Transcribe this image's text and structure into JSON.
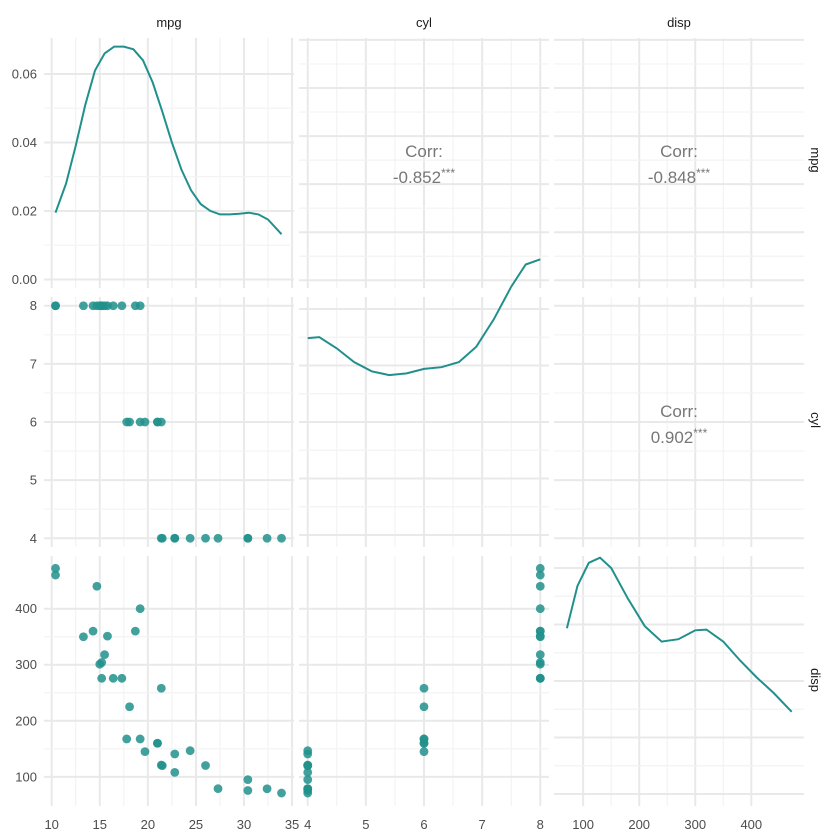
{
  "colors": {
    "series": "#21908c",
    "text": "#4d4d4d",
    "corr_text": "#777777",
    "grid": "#ebebeb"
  },
  "chart_data": {
    "type": "scatter",
    "variables": [
      "mpg",
      "cyl",
      "disp"
    ],
    "column_strips": [
      "mpg",
      "cyl",
      "disp"
    ],
    "row_strips": [
      "mpg",
      "cyl",
      "disp"
    ],
    "axes": {
      "mpg": {
        "range": [
          9.2,
          35.2
        ],
        "ticks": [
          "10",
          "15",
          "20",
          "25",
          "30",
          "35"
        ],
        "tick_values": [
          10,
          15,
          20,
          25,
          30,
          35
        ]
      },
      "cyl": {
        "range": [
          3.85,
          8.15
        ],
        "ticks": [
          "4",
          "5",
          "6",
          "7",
          "8"
        ],
        "tick_values": [
          4,
          5,
          6,
          7,
          8
        ]
      },
      "disp": {
        "range": [
          48,
          494
        ],
        "ticks": [
          "100",
          "200",
          "300",
          "400"
        ],
        "tick_values": [
          100,
          200,
          300,
          400
        ]
      },
      "density_y": {
        "range": [
          -0.0025,
          0.0705
        ],
        "ticks": [
          "0.00",
          "0.02",
          "0.04",
          "0.06"
        ],
        "tick_values": [
          0,
          0.02,
          0.04,
          0.06
        ]
      }
    },
    "correlations": [
      {
        "row": "mpg",
        "col": "cyl",
        "label": "Corr:",
        "value": "-0.852",
        "stars": "***"
      },
      {
        "row": "mpg",
        "col": "disp",
        "label": "Corr:",
        "value": "-0.848",
        "stars": "***"
      },
      {
        "row": "cyl",
        "col": "disp",
        "label": "Corr:",
        "value": "0.902",
        "stars": "***"
      }
    ],
    "density_mpg": [
      [
        10.4,
        0.0195
      ],
      [
        11.5,
        0.028
      ],
      [
        12.5,
        0.039
      ],
      [
        13.5,
        0.051
      ],
      [
        14.5,
        0.061
      ],
      [
        15.5,
        0.066
      ],
      [
        16.5,
        0.068
      ],
      [
        17.5,
        0.068
      ],
      [
        18.5,
        0.0672
      ],
      [
        19.5,
        0.064
      ],
      [
        20.5,
        0.0575
      ],
      [
        21.5,
        0.049
      ],
      [
        22.5,
        0.04
      ],
      [
        23.5,
        0.032
      ],
      [
        24.5,
        0.026
      ],
      [
        25.5,
        0.022
      ],
      [
        26.5,
        0.02
      ],
      [
        27.5,
        0.019
      ],
      [
        28.5,
        0.019
      ],
      [
        29.5,
        0.0192
      ],
      [
        30.5,
        0.0195
      ],
      [
        31.5,
        0.019
      ],
      [
        32.5,
        0.0175
      ],
      [
        33.9,
        0.0132
      ]
    ],
    "density_cyl": [
      [
        4.0,
        0.0585
      ],
      [
        4.2,
        0.0588
      ],
      [
        4.5,
        0.0555
      ],
      [
        4.8,
        0.0515
      ],
      [
        5.1,
        0.0488
      ],
      [
        5.4,
        0.0477
      ],
      [
        5.7,
        0.0482
      ],
      [
        6.0,
        0.0495
      ],
      [
        6.3,
        0.05
      ],
      [
        6.6,
        0.0515
      ],
      [
        6.9,
        0.056
      ],
      [
        7.2,
        0.064
      ],
      [
        7.5,
        0.0735
      ],
      [
        7.75,
        0.08
      ],
      [
        8.0,
        0.0815
      ]
    ],
    "density_disp": [
      [
        71,
        0.0494
      ],
      [
        90,
        0.0618
      ],
      [
        110,
        0.0685
      ],
      [
        130,
        0.07
      ],
      [
        150,
        0.067
      ],
      [
        180,
        0.058
      ],
      [
        210,
        0.05
      ],
      [
        240,
        0.0455
      ],
      [
        270,
        0.0462
      ],
      [
        300,
        0.0488
      ],
      [
        320,
        0.049
      ],
      [
        350,
        0.0455
      ],
      [
        380,
        0.04
      ],
      [
        410,
        0.035
      ],
      [
        440,
        0.0305
      ],
      [
        472,
        0.025
      ]
    ],
    "points": [
      {
        "mpg": 21.0,
        "cyl": 6,
        "disp": 160
      },
      {
        "mpg": 21.0,
        "cyl": 6,
        "disp": 160
      },
      {
        "mpg": 22.8,
        "cyl": 4,
        "disp": 108
      },
      {
        "mpg": 21.4,
        "cyl": 6,
        "disp": 258
      },
      {
        "mpg": 18.7,
        "cyl": 8,
        "disp": 360
      },
      {
        "mpg": 18.1,
        "cyl": 6,
        "disp": 225
      },
      {
        "mpg": 14.3,
        "cyl": 8,
        "disp": 360
      },
      {
        "mpg": 24.4,
        "cyl": 4,
        "disp": 146.7
      },
      {
        "mpg": 22.8,
        "cyl": 4,
        "disp": 140.8
      },
      {
        "mpg": 19.2,
        "cyl": 6,
        "disp": 167.6
      },
      {
        "mpg": 17.8,
        "cyl": 6,
        "disp": 167.6
      },
      {
        "mpg": 16.4,
        "cyl": 8,
        "disp": 275.8
      },
      {
        "mpg": 17.3,
        "cyl": 8,
        "disp": 275.8
      },
      {
        "mpg": 15.2,
        "cyl": 8,
        "disp": 275.8
      },
      {
        "mpg": 10.4,
        "cyl": 8,
        "disp": 472
      },
      {
        "mpg": 10.4,
        "cyl": 8,
        "disp": 460
      },
      {
        "mpg": 14.7,
        "cyl": 8,
        "disp": 440
      },
      {
        "mpg": 32.4,
        "cyl": 4,
        "disp": 78.7
      },
      {
        "mpg": 30.4,
        "cyl": 4,
        "disp": 75.7
      },
      {
        "mpg": 33.9,
        "cyl": 4,
        "disp": 71.1
      },
      {
        "mpg": 21.5,
        "cyl": 4,
        "disp": 120.1
      },
      {
        "mpg": 15.5,
        "cyl": 8,
        "disp": 318
      },
      {
        "mpg": 15.2,
        "cyl": 8,
        "disp": 304
      },
      {
        "mpg": 13.3,
        "cyl": 8,
        "disp": 350
      },
      {
        "mpg": 19.2,
        "cyl": 8,
        "disp": 400
      },
      {
        "mpg": 27.3,
        "cyl": 4,
        "disp": 79
      },
      {
        "mpg": 26.0,
        "cyl": 4,
        "disp": 120.3
      },
      {
        "mpg": 30.4,
        "cyl": 4,
        "disp": 95.1
      },
      {
        "mpg": 15.8,
        "cyl": 8,
        "disp": 351
      },
      {
        "mpg": 19.7,
        "cyl": 6,
        "disp": 145
      },
      {
        "mpg": 15.0,
        "cyl": 8,
        "disp": 301
      },
      {
        "mpg": 21.4,
        "cyl": 4,
        "disp": 121
      }
    ]
  }
}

==============================

**What the exercise asks**: Write out the entries again, exactly as given, skipping any images.

**Solution**:
Transcribe this image's text and structure into JSON.
{
  "colors": {
    "series": "#21908c",
    "text": "#4d4d4d",
    "corr_text": "#777777",
    "grid": "#ebebeb"
  },
  "chart_data": {
    "type": "scatter",
    "variables": [
      "mpg",
      "cyl",
      "disp"
    ],
    "column_strips": [
      "mpg",
      "cyl",
      "disp"
    ],
    "row_strips": [
      "mpg",
      "cyl",
      "disp"
    ],
    "axes": {
      "mpg": {
        "range": [
          9.2,
          35.2
        ],
        "ticks": [
          "10",
          "15",
          "20",
          "25",
          "30",
          "35"
        ],
        "tick_values": [
          10,
          15,
          20,
          25,
          30,
          35
        ]
      },
      "cyl": {
        "range": [
          3.85,
          8.15
        ],
        "ticks": [
          "4",
          "5",
          "6",
          "7",
          "8"
        ],
        "tick_values": [
          4,
          5,
          6,
          7,
          8
        ]
      },
      "disp": {
        "range": [
          48,
          494
        ],
        "ticks": [
          "100",
          "200",
          "300",
          "400"
        ],
        "tick_values": [
          100,
          200,
          300,
          400
        ]
      },
      "density_y": {
        "range": [
          -0.0025,
          0.0705
        ],
        "ticks": [
          "0.00",
          "0.02",
          "0.04",
          "0.06"
        ],
        "tick_values": [
          0,
          0.02,
          0.04,
          0.06
        ]
      }
    },
    "correlations": [
      {
        "row": "mpg",
        "col": "cyl",
        "label": "Corr:",
        "value": "-0.852",
        "stars": "***"
      },
      {
        "row": "mpg",
        "col": "disp",
        "label": "Corr:",
        "value": "-0.848",
        "stars": "***"
      },
      {
        "row": "cyl",
        "col": "disp",
        "label": "Corr:",
        "value": "0.902",
        "stars": "***"
      }
    ],
    "density_mpg": [
      [
        10.4,
        0.0195
      ],
      [
        11.5,
        0.028
      ],
      [
        12.5,
        0.039
      ],
      [
        13.5,
        0.051
      ],
      [
        14.5,
        0.061
      ],
      [
        15.5,
        0.066
      ],
      [
        16.5,
        0.068
      ],
      [
        17.5,
        0.068
      ],
      [
        18.5,
        0.0672
      ],
      [
        19.5,
        0.064
      ],
      [
        20.5,
        0.0575
      ],
      [
        21.5,
        0.049
      ],
      [
        22.5,
        0.04
      ],
      [
        23.5,
        0.032
      ],
      [
        24.5,
        0.026
      ],
      [
        25.5,
        0.022
      ],
      [
        26.5,
        0.02
      ],
      [
        27.5,
        0.019
      ],
      [
        28.5,
        0.019
      ],
      [
        29.5,
        0.0192
      ],
      [
        30.5,
        0.0195
      ],
      [
        31.5,
        0.019
      ],
      [
        32.5,
        0.0175
      ],
      [
        33.9,
        0.0132
      ]
    ],
    "density_cyl": [
      [
        4.0,
        0.0585
      ],
      [
        4.2,
        0.0588
      ],
      [
        4.5,
        0.0555
      ],
      [
        4.8,
        0.0515
      ],
      [
        5.1,
        0.0488
      ],
      [
        5.4,
        0.0477
      ],
      [
        5.7,
        0.0482
      ],
      [
        6.0,
        0.0495
      ],
      [
        6.3,
        0.05
      ],
      [
        6.6,
        0.0515
      ],
      [
        6.9,
        0.056
      ],
      [
        7.2,
        0.064
      ],
      [
        7.5,
        0.0735
      ],
      [
        7.75,
        0.08
      ],
      [
        8.0,
        0.0815
      ]
    ],
    "density_disp": [
      [
        71,
        0.0494
      ],
      [
        90,
        0.0618
      ],
      [
        110,
        0.0685
      ],
      [
        130,
        0.07
      ],
      [
        150,
        0.067
      ],
      [
        180,
        0.058
      ],
      [
        210,
        0.05
      ],
      [
        240,
        0.0455
      ],
      [
        270,
        0.0462
      ],
      [
        300,
        0.0488
      ],
      [
        320,
        0.049
      ],
      [
        350,
        0.0455
      ],
      [
        380,
        0.04
      ],
      [
        410,
        0.035
      ],
      [
        440,
        0.0305
      ],
      [
        472,
        0.025
      ]
    ],
    "points": [
      {
        "mpg": 21.0,
        "cyl": 6,
        "disp": 160
      },
      {
        "mpg": 21.0,
        "cyl": 6,
        "disp": 160
      },
      {
        "mpg": 22.8,
        "cyl": 4,
        "disp": 108
      },
      {
        "mpg": 21.4,
        "cyl": 6,
        "disp": 258
      },
      {
        "mpg": 18.7,
        "cyl": 8,
        "disp": 360
      },
      {
        "mpg": 18.1,
        "cyl": 6,
        "disp": 225
      },
      {
        "mpg": 14.3,
        "cyl": 8,
        "disp": 360
      },
      {
        "mpg": 24.4,
        "cyl": 4,
        "disp": 146.7
      },
      {
        "mpg": 22.8,
        "cyl": 4,
        "disp": 140.8
      },
      {
        "mpg": 19.2,
        "cyl": 6,
        "disp": 167.6
      },
      {
        "mpg": 17.8,
        "cyl": 6,
        "disp": 167.6
      },
      {
        "mpg": 16.4,
        "cyl": 8,
        "disp": 275.8
      },
      {
        "mpg": 17.3,
        "cyl": 8,
        "disp": 275.8
      },
      {
        "mpg": 15.2,
        "cyl": 8,
        "disp": 275.8
      },
      {
        "mpg": 10.4,
        "cyl": 8,
        "disp": 472
      },
      {
        "mpg": 10.4,
        "cyl": 8,
        "disp": 460
      },
      {
        "mpg": 14.7,
        "cyl": 8,
        "disp": 440
      },
      {
        "mpg": 32.4,
        "cyl": 4,
        "disp": 78.7
      },
      {
        "mpg": 30.4,
        "cyl": 4,
        "disp": 75.7
      },
      {
        "mpg": 33.9,
        "cyl": 4,
        "disp": 71.1
      },
      {
        "mpg": 21.5,
        "cyl": 4,
        "disp": 120.1
      },
      {
        "mpg": 15.5,
        "cyl": 8,
        "disp": 318
      },
      {
        "mpg": 15.2,
        "cyl": 8,
        "disp": 304
      },
      {
        "mpg": 13.3,
        "cyl": 8,
        "disp": 350
      },
      {
        "mpg": 19.2,
        "cyl": 8,
        "disp": 400
      },
      {
        "mpg": 27.3,
        "cyl": 4,
        "disp": 79
      },
      {
        "mpg": 26.0,
        "cyl": 4,
        "disp": 120.3
      },
      {
        "mpg": 30.4,
        "cyl": 4,
        "disp": 95.1
      },
      {
        "mpg": 15.8,
        "cyl": 8,
        "disp": 351
      },
      {
        "mpg": 19.7,
        "cyl": 6,
        "disp": 145
      },
      {
        "mpg": 15.0,
        "cyl": 8,
        "disp": 301
      },
      {
        "mpg": 21.4,
        "cyl": 4,
        "disp": 121
      }
    ]
  }
}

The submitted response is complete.